## start Excerpted data

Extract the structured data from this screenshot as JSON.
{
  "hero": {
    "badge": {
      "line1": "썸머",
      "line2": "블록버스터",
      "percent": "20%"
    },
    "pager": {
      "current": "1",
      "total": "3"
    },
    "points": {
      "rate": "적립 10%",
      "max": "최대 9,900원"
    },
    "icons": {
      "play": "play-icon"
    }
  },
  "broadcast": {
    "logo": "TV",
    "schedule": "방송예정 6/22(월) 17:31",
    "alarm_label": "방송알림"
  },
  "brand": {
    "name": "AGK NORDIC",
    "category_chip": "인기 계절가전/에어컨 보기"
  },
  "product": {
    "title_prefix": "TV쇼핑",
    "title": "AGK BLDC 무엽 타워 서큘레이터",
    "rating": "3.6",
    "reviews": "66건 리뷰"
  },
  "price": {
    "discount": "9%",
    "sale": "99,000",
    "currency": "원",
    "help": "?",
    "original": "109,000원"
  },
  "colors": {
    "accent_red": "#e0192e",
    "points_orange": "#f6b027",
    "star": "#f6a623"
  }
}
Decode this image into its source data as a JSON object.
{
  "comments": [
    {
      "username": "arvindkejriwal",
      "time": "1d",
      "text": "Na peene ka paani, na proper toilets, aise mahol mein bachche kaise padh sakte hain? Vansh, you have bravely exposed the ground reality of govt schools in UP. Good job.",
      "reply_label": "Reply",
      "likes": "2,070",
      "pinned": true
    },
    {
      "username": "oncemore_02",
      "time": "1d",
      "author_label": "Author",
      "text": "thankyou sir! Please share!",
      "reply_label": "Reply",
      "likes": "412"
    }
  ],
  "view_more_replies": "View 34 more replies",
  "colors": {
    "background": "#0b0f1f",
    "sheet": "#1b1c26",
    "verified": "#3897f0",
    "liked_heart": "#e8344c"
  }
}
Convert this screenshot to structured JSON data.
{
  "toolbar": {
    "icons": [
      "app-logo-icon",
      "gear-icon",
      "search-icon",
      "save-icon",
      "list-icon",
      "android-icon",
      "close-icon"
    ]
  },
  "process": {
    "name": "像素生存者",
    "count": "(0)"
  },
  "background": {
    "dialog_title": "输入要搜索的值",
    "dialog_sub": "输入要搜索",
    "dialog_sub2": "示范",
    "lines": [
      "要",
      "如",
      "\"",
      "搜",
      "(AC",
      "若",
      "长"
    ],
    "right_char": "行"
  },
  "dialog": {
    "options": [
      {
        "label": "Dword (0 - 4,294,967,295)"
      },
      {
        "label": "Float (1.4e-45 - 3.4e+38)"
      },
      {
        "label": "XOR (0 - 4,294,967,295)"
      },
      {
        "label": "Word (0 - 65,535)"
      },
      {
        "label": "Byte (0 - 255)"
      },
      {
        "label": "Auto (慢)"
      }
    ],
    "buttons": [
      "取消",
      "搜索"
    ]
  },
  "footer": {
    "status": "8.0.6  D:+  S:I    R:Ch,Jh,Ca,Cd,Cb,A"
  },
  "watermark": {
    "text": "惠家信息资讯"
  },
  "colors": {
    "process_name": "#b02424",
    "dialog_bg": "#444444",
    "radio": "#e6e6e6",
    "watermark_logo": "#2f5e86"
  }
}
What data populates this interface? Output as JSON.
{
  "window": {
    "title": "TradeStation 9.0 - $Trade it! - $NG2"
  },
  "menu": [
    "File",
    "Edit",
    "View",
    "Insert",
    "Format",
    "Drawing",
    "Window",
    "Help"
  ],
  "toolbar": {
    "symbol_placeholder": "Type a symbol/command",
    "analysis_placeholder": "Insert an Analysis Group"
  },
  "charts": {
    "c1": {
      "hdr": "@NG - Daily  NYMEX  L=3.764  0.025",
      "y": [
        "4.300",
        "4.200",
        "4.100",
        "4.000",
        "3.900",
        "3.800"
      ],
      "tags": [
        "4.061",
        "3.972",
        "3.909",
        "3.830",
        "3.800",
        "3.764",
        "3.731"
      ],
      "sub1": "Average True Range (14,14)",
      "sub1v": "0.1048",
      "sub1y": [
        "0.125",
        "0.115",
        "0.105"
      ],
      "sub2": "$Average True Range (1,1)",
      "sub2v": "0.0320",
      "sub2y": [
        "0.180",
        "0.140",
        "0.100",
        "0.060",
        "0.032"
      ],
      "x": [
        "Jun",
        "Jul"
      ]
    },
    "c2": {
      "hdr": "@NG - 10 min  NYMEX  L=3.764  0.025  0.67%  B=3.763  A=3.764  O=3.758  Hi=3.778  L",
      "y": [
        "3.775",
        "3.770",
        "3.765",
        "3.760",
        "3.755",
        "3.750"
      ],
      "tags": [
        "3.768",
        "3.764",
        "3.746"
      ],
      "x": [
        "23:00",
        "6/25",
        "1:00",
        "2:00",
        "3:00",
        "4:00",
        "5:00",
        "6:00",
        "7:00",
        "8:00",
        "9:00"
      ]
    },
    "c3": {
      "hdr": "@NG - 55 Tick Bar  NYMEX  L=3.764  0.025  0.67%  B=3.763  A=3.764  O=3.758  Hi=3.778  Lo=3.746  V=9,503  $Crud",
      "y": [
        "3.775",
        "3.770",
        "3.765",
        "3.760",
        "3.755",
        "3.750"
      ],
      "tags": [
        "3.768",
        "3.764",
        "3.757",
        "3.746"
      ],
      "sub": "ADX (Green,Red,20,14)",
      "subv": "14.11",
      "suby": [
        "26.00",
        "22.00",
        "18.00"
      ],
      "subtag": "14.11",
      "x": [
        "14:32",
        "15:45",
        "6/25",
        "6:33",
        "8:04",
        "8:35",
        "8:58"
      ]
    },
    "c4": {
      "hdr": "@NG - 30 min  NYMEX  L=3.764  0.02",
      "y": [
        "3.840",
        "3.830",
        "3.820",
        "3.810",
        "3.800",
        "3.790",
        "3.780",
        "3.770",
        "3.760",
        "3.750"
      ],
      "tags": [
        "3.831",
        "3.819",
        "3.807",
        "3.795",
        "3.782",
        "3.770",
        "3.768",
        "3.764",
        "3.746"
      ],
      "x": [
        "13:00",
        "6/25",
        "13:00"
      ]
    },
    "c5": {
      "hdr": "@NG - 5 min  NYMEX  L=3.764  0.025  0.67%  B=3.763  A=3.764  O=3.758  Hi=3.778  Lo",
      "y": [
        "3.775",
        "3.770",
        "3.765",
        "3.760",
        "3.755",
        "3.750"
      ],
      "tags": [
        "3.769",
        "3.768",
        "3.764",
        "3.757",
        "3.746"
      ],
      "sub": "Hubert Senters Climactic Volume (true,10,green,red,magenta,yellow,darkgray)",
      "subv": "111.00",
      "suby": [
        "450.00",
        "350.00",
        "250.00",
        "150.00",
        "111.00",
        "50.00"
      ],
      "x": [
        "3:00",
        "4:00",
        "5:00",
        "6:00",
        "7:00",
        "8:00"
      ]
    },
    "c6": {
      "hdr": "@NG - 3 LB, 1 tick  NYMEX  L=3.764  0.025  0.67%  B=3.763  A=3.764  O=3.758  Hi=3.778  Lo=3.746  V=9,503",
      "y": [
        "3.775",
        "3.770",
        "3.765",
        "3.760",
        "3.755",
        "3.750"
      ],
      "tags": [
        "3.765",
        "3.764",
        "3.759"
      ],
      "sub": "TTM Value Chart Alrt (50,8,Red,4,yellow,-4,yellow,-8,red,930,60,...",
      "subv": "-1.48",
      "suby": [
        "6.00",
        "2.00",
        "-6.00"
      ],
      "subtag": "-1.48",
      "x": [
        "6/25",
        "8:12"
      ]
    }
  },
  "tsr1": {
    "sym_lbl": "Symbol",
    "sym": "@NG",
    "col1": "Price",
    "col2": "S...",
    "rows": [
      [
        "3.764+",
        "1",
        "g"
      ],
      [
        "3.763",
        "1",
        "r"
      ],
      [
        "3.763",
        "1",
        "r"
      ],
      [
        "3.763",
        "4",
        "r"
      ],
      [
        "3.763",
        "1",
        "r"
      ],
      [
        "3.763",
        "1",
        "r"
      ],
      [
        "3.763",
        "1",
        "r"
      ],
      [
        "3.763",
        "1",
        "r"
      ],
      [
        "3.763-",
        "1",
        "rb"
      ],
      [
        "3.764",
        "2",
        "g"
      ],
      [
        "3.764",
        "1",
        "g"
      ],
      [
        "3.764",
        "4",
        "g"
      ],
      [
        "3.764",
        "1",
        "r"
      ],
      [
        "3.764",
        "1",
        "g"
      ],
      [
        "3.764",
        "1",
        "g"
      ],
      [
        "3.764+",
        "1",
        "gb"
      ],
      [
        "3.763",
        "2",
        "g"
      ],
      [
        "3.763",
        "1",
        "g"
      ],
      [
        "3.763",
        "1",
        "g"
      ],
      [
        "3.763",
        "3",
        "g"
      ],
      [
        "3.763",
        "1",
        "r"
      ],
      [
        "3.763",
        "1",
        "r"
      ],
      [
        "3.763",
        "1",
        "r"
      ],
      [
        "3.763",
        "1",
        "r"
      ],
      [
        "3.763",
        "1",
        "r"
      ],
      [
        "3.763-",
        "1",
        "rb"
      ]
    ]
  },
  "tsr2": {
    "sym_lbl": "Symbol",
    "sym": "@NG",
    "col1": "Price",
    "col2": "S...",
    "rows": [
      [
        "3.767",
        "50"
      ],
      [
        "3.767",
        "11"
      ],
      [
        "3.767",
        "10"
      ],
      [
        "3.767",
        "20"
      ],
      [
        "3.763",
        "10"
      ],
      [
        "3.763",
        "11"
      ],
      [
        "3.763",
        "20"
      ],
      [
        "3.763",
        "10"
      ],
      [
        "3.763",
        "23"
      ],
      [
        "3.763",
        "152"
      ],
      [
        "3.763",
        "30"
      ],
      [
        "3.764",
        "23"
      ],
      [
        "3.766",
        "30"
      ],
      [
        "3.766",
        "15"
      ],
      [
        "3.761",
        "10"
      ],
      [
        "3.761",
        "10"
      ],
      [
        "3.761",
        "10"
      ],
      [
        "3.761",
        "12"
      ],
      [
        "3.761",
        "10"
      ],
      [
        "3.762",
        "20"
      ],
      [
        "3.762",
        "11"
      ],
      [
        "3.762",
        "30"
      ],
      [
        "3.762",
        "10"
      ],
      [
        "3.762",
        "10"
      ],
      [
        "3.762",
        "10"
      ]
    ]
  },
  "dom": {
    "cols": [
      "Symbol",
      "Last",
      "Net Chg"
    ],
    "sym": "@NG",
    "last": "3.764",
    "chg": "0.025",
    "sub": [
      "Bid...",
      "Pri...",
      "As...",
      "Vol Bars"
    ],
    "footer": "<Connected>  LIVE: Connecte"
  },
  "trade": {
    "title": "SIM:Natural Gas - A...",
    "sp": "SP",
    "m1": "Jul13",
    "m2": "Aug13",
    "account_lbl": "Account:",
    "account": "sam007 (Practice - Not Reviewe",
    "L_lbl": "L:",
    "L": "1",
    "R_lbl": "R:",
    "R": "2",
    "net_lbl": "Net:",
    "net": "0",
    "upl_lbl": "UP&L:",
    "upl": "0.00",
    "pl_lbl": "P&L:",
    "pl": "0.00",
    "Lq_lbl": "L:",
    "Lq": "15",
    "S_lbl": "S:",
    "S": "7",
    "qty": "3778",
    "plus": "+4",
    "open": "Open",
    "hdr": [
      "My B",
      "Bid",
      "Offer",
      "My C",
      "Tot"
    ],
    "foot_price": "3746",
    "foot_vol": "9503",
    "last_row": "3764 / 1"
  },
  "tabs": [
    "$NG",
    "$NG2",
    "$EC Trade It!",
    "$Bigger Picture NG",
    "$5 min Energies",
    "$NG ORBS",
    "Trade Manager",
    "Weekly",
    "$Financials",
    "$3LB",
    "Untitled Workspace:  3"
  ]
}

## end Excerpted data

Copy every line that contains the string "JSON".

> Result of this task
Extract the structured data from this screenshot as JSON.
Decode this image into its source data as a JSON object.
Convert this screenshot to structured JSON data.
What data populates this interface? Output as JSON.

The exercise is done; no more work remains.